[Data excerpts]
----------------
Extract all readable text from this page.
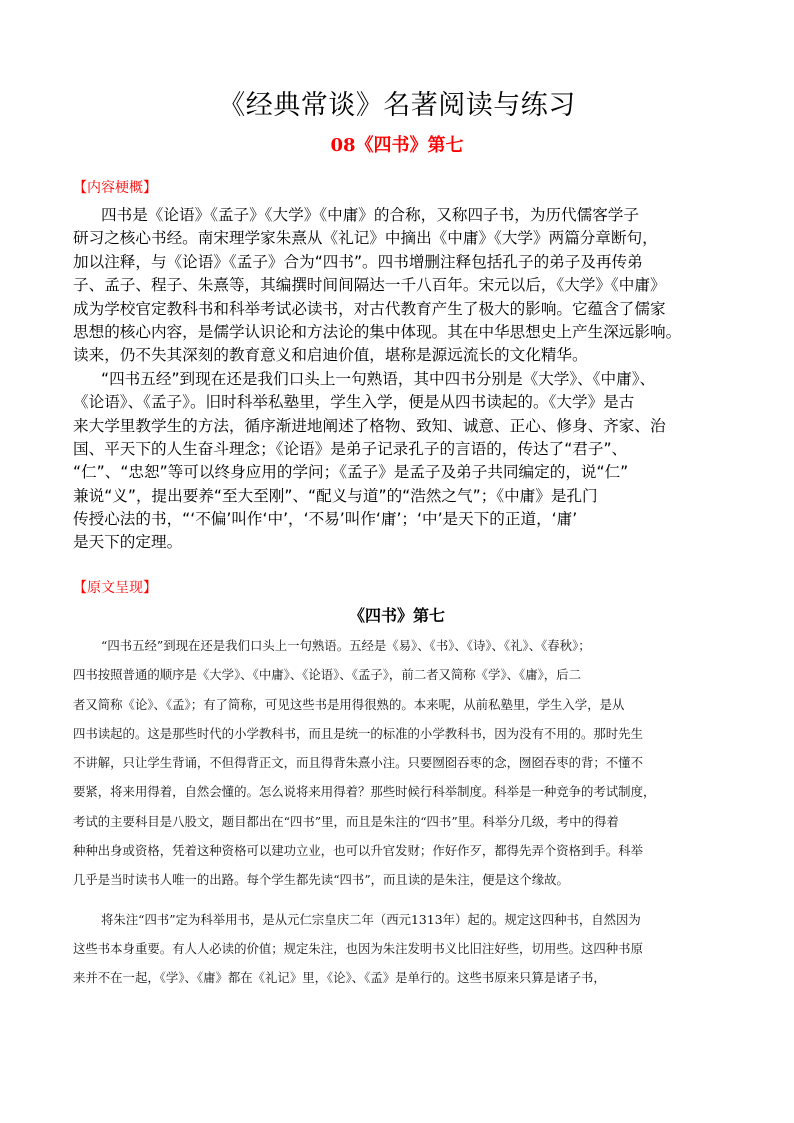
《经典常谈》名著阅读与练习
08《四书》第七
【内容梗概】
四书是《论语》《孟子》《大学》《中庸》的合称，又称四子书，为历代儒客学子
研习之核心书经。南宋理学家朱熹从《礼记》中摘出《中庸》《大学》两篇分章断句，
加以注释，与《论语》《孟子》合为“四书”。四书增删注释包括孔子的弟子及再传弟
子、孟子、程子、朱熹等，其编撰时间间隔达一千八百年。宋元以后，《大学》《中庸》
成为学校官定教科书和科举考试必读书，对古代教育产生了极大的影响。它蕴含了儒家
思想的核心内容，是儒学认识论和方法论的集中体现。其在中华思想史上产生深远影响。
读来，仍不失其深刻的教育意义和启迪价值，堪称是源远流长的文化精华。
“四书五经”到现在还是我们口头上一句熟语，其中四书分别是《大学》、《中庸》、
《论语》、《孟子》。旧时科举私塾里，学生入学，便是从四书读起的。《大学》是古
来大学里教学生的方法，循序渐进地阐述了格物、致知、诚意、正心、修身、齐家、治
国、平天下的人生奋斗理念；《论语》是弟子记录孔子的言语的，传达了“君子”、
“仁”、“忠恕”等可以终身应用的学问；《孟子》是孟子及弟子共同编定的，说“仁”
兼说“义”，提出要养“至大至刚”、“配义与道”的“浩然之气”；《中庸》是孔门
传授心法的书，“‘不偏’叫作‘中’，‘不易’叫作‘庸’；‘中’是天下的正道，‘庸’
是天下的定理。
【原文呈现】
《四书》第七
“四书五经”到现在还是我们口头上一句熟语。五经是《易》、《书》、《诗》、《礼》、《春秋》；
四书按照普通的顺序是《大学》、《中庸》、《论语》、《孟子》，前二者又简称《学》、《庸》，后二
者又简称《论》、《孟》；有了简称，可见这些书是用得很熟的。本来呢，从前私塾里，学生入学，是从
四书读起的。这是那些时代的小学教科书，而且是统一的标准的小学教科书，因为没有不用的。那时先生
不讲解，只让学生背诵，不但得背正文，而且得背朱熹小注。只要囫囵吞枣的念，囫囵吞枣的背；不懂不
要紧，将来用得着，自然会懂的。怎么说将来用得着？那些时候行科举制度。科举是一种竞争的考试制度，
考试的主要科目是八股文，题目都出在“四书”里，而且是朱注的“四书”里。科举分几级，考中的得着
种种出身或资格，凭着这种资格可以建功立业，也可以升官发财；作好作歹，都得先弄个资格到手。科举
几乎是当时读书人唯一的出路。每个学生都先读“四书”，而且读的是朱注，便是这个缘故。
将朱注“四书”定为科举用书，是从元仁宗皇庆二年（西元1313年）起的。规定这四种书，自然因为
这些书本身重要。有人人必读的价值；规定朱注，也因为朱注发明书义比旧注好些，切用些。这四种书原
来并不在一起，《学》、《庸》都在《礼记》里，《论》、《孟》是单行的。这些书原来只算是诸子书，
----------------
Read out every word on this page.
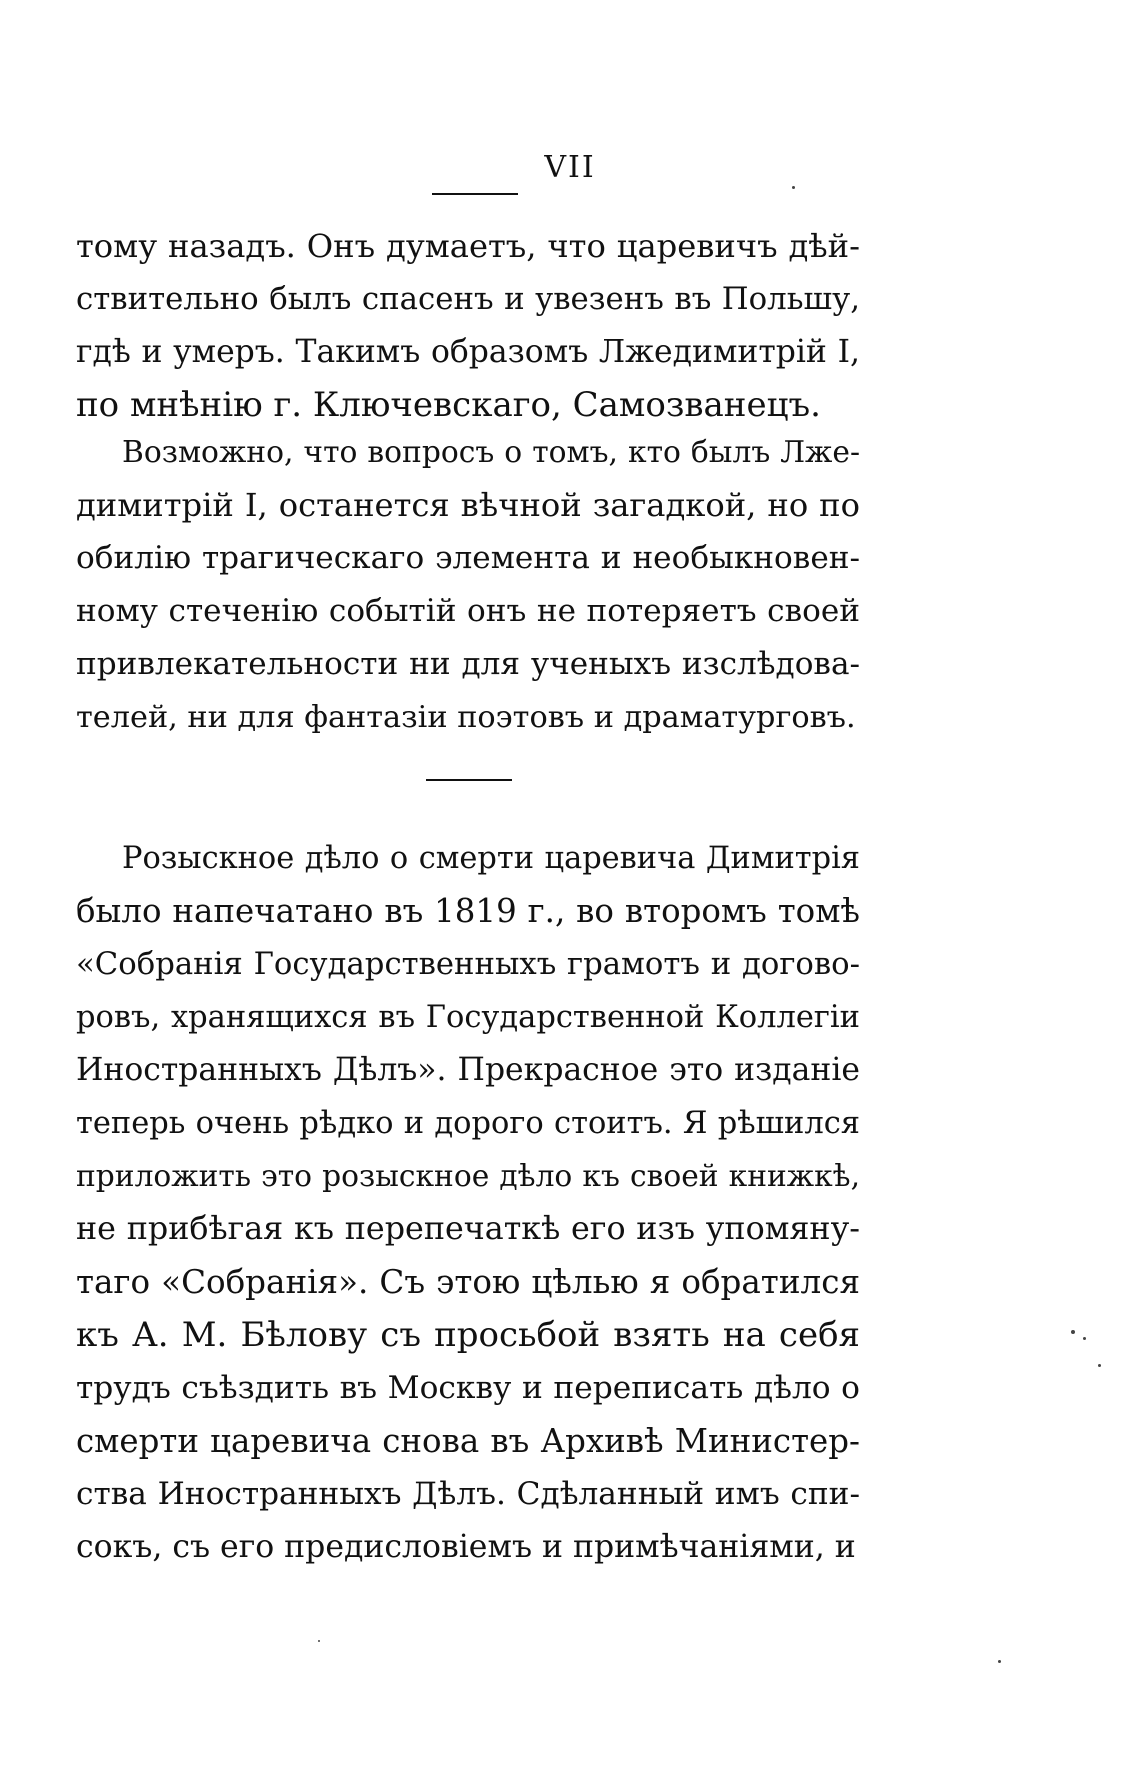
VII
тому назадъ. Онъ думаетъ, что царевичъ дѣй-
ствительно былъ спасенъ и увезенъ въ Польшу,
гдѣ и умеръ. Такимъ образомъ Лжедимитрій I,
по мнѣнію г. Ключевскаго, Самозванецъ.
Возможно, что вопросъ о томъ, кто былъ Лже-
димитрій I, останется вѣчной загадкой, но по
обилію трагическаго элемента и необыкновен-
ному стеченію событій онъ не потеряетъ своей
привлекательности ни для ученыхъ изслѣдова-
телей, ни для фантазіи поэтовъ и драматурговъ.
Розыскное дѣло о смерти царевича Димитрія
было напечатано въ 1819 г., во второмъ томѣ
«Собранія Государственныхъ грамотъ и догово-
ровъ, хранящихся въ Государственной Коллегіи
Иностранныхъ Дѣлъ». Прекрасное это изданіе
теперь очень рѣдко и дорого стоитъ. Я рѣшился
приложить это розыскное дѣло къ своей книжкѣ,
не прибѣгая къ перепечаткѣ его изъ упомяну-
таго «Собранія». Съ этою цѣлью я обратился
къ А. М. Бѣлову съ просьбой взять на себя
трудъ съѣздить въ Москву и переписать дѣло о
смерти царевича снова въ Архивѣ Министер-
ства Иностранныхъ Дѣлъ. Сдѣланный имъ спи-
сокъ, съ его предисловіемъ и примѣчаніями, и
----------------
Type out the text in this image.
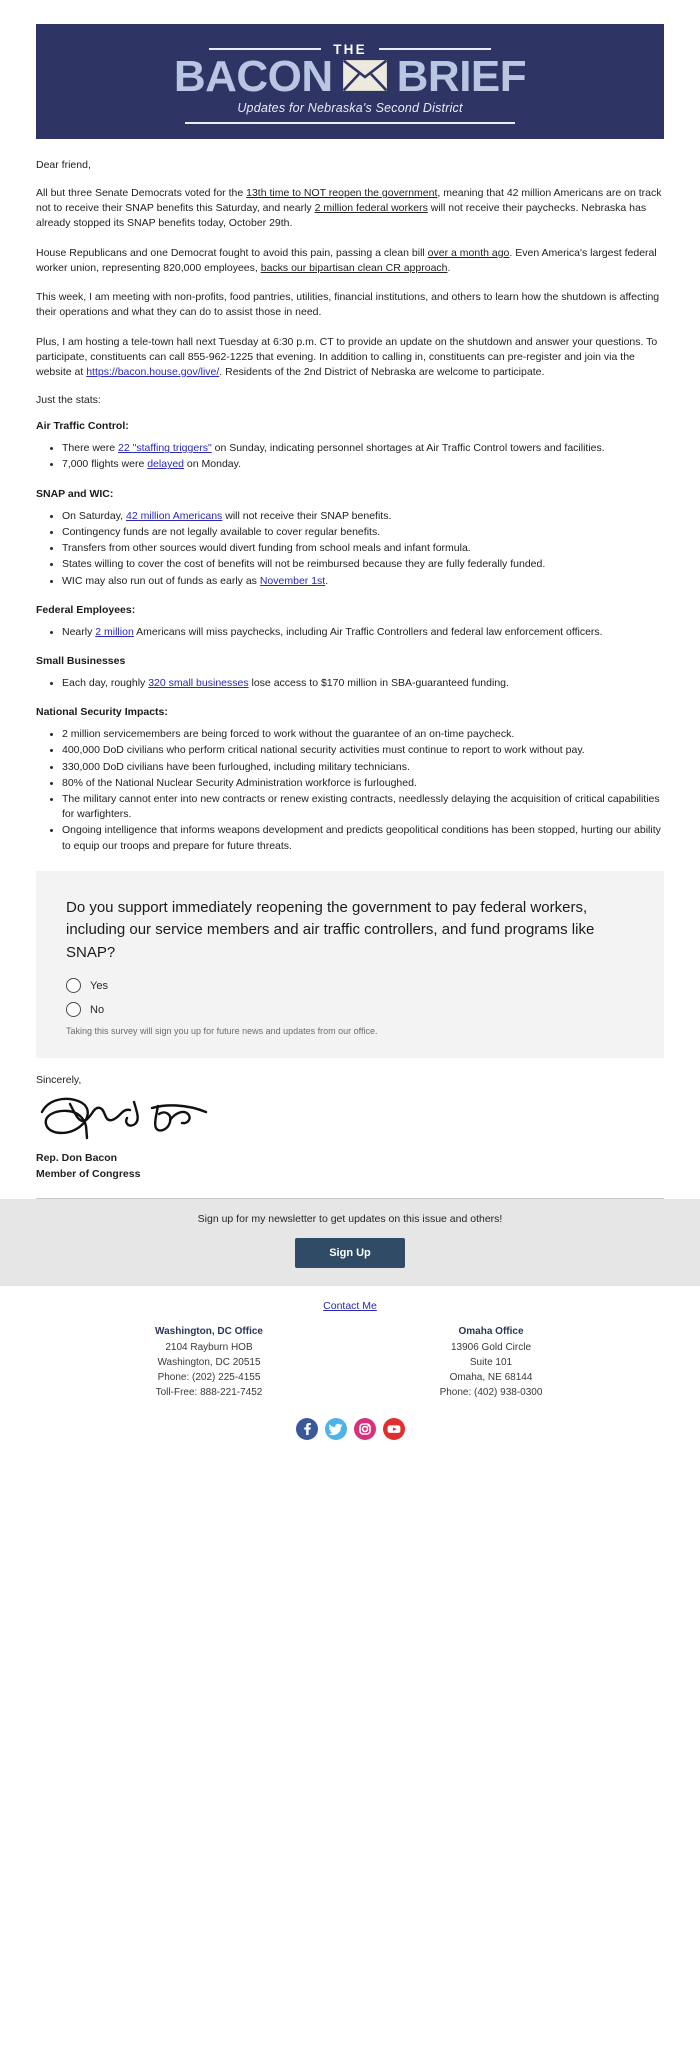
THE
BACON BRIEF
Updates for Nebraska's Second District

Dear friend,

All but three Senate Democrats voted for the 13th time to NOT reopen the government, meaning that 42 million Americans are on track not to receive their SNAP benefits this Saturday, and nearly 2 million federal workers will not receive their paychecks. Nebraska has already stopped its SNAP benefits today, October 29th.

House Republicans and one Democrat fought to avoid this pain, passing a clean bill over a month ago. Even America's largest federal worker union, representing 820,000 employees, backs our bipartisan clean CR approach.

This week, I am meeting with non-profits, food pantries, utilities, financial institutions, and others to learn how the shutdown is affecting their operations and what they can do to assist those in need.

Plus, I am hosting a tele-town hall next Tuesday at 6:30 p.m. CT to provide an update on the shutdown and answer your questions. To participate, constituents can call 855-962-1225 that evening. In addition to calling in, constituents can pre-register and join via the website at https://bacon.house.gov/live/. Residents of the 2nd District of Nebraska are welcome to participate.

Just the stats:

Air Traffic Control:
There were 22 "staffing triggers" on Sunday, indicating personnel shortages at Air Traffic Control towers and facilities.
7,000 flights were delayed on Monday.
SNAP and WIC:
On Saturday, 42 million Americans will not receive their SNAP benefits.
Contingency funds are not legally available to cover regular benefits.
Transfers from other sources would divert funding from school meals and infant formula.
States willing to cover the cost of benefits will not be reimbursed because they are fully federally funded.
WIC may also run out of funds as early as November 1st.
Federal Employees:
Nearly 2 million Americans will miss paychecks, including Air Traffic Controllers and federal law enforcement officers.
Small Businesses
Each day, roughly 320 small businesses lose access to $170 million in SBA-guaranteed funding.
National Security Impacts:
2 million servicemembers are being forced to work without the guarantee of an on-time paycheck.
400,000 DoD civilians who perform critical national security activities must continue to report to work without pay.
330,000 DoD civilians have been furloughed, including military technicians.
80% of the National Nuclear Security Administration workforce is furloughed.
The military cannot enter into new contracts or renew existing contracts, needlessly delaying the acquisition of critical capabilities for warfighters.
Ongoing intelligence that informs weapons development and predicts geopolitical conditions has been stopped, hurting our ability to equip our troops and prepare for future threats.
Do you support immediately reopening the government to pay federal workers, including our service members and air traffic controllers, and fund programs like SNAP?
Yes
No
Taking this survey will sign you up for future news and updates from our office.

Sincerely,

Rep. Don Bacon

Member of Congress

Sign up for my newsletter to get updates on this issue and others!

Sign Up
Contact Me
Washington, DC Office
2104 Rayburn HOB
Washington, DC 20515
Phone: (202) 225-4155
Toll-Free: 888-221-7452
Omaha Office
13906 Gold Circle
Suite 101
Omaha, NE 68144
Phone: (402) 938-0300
----------------
-- Task description --
Collect every line above that contains the word "page".

-- Result for this task --
Extract all readable text from this page.
Read out every word on this page.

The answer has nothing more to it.